== TASK TO CARRY OUT ==
Write out the entries below once more, exactly.

== PROVIDED RECORDS ==
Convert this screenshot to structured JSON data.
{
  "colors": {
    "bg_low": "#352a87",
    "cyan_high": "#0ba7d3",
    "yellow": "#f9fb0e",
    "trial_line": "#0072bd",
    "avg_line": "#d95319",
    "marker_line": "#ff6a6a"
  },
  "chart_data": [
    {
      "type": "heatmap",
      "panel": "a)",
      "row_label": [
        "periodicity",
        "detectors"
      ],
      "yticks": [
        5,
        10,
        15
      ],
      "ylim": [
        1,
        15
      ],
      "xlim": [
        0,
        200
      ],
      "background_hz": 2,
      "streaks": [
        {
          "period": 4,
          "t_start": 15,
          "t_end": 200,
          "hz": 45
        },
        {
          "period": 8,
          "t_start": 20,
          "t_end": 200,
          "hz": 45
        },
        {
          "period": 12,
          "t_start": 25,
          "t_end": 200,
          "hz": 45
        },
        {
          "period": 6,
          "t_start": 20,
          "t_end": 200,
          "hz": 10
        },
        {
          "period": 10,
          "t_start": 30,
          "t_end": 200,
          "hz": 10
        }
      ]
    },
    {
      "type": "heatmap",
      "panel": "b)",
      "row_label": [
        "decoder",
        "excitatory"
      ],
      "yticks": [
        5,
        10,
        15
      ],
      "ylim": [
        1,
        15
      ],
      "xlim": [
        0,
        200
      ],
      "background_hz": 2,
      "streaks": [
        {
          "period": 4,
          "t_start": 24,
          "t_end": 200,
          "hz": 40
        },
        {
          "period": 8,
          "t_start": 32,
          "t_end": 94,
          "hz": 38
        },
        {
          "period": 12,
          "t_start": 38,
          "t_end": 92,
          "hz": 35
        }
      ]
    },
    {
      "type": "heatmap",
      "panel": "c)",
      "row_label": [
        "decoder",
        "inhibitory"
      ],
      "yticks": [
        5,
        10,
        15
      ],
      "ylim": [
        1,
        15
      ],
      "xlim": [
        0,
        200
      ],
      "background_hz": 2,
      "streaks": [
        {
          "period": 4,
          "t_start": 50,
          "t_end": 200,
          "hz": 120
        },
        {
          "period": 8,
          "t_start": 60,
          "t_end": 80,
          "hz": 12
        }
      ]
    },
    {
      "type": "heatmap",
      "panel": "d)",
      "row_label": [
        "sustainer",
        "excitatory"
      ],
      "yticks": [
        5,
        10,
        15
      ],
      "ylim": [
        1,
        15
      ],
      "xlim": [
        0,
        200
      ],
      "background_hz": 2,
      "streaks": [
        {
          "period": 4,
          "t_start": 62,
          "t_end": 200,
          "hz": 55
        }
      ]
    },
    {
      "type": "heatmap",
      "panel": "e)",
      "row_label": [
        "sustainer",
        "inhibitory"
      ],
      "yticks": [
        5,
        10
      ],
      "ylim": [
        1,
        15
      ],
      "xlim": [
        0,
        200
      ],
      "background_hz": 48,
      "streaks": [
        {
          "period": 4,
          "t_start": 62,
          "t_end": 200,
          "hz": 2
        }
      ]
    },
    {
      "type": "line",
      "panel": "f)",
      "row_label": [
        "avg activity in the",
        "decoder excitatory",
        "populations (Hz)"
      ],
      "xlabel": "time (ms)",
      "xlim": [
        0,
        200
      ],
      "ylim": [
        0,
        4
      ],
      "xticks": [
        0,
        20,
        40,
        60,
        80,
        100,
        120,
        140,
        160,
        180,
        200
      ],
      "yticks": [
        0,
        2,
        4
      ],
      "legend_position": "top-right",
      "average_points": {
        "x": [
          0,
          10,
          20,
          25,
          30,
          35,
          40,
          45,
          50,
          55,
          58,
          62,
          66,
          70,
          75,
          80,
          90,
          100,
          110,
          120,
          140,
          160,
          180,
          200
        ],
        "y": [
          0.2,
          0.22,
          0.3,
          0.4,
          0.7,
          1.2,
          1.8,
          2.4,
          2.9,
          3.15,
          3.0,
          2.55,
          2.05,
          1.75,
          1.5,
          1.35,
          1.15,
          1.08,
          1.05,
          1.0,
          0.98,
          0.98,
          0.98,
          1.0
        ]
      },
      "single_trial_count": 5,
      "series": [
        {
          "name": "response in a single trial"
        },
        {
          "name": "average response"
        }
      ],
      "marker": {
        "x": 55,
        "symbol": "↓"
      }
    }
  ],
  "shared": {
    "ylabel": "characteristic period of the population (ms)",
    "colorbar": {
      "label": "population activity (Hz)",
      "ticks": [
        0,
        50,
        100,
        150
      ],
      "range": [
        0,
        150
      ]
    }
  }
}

== TASK OUTPUT ==
Convert this screenshot to structured JSON data.
{
  "colors": {
    "bg_low": "#352a87",
    "cyan_high": "#0ba7d3",
    "yellow": "#f9fb0e",
    "trial_line": "#0072bd",
    "avg_line": "#d95319",
    "marker_line": "#ff6a6a"
  },
  "chart_data": [
    {
      "type": "heatmap",
      "panel": "a)",
      "row_label": [
        "periodicity",
        "detectors"
      ],
      "yticks": [
        5,
        10,
        15
      ],
      "ylim": [
        1,
        15
      ],
      "xlim": [
        0,
        200
      ],
      "background_hz": 2,
      "streaks": [
        {
          "period": 4,
          "t_start": 15,
          "t_end": 200,
          "hz": 45
        },
        {
          "period": 8,
          "t_start": 20,
          "t_end": 200,
          "hz": 45
        },
        {
          "period": 12,
          "t_start": 25,
          "t_end": 200,
          "hz": 45
        },
        {
          "period": 6,
          "t_start": 20,
          "t_end": 200,
          "hz": 10
        },
        {
          "period": 10,
          "t_start": 30,
          "t_end": 200,
          "hz": 10
        }
      ]
    },
    {
      "type": "heatmap",
      "panel": "b)",
      "row_label": [
        "decoder",
        "excitatory"
      ],
      "yticks": [
        5,
        10,
        15
      ],
      "ylim": [
        1,
        15
      ],
      "xlim": [
        0,
        200
      ],
      "background_hz": 2,
      "streaks": [
        {
          "period": 4,
          "t_start": 24,
          "t_end": 200,
          "hz": 40
        },
        {
          "period": 8,
          "t_start": 32,
          "t_end": 94,
          "hz": 38
        },
        {
          "period": 12,
          "t_start": 38,
          "t_end": 92,
          "hz": 35
        }
      ]
    },
    {
      "type": "heatmap",
      "panel": "c)",
      "row_label": [
        "decoder",
        "inhibitory"
      ],
      "yticks": [
        5,
        10,
        15
      ],
      "ylim": [
        1,
        15
      ],
      "xlim": [
        0,
        200
      ],
      "background_hz": 2,
      "streaks": [
        {
          "period": 4,
          "t_start": 50,
          "t_end": 200,
          "hz": 120
        },
        {
          "period": 8,
          "t_start": 60,
          "t_end": 80,
          "hz": 12
        }
      ]
    },
    {
      "type": "heatmap",
      "panel": "d)",
      "row_label": [
        "sustainer",
        "excitatory"
      ],
      "yticks": [
        5,
        10,
        15
      ],
      "ylim": [
        1,
        15
      ],
      "xlim": [
        0,
        200
      ],
      "background_hz": 2,
      "streaks": [
        {
          "period": 4,
          "t_start": 62,
          "t_end": 200,
          "hz": 55
        }
      ]
    },
    {
      "type": "heatmap",
      "panel": "e)",
      "row_label": [
        "sustainer",
        "inhibitory"
      ],
      "yticks": [
        5,
        10
      ],
      "ylim": [
        1,
        15
      ],
      "xlim": [
        0,
        200
      ],
      "background_hz": 48,
      "streaks": [
        {
          "period": 4,
          "t_start": 62,
          "t_end": 200,
          "hz": 2
        }
      ]
    },
    {
      "type": "line",
      "panel": "f)",
      "row_label": [
        "avg activity in the",
        "decoder excitatory",
        "populations (Hz)"
      ],
      "xlabel": "time (ms)",
      "xlim": [
        0,
        200
      ],
      "ylim": [
        0,
        4
      ],
      "xticks": [
        0,
        20,
        40,
        60,
        80,
        100,
        120,
        140,
        160,
        180,
        200
      ],
      "yticks": [
        0,
        2,
        4
      ],
      "legend_position": "top-right",
      "average_points": {
        "x": [
          0,
          10,
          20,
          25,
          30,
          35,
          40,
          45,
          50,
          55,
          58,
          62,
          66,
          70,
          75,
          80,
          90,
          100,
          110,
          120,
          140,
          160,
          180,
          200
        ],
        "y": [
          0.2,
          0.22,
          0.3,
          0.4,
          0.7,
          1.2,
          1.8,
          2.4,
          2.9,
          3.15,
          3.0,
          2.55,
          2.05,
          1.75,
          1.5,
          1.35,
          1.15,
          1.08,
          1.05,
          1.0,
          0.98,
          0.98,
          0.98,
          1.0
        ]
      },
      "single_trial_count": 5,
      "series": [
        {
          "name": "response in a single trial"
        },
        {
          "name": "average response"
        }
      ],
      "marker": {
        "x": 55,
        "symbol": "↓"
      }
    }
  ],
  "shared": {
    "ylabel": "characteristic period of the population (ms)",
    "colorbar": {
      "label": "population activity (Hz)",
      "ticks": [
        0,
        50,
        100,
        150
      ],
      "range": [
        0,
        150
      ]
    }
  }
}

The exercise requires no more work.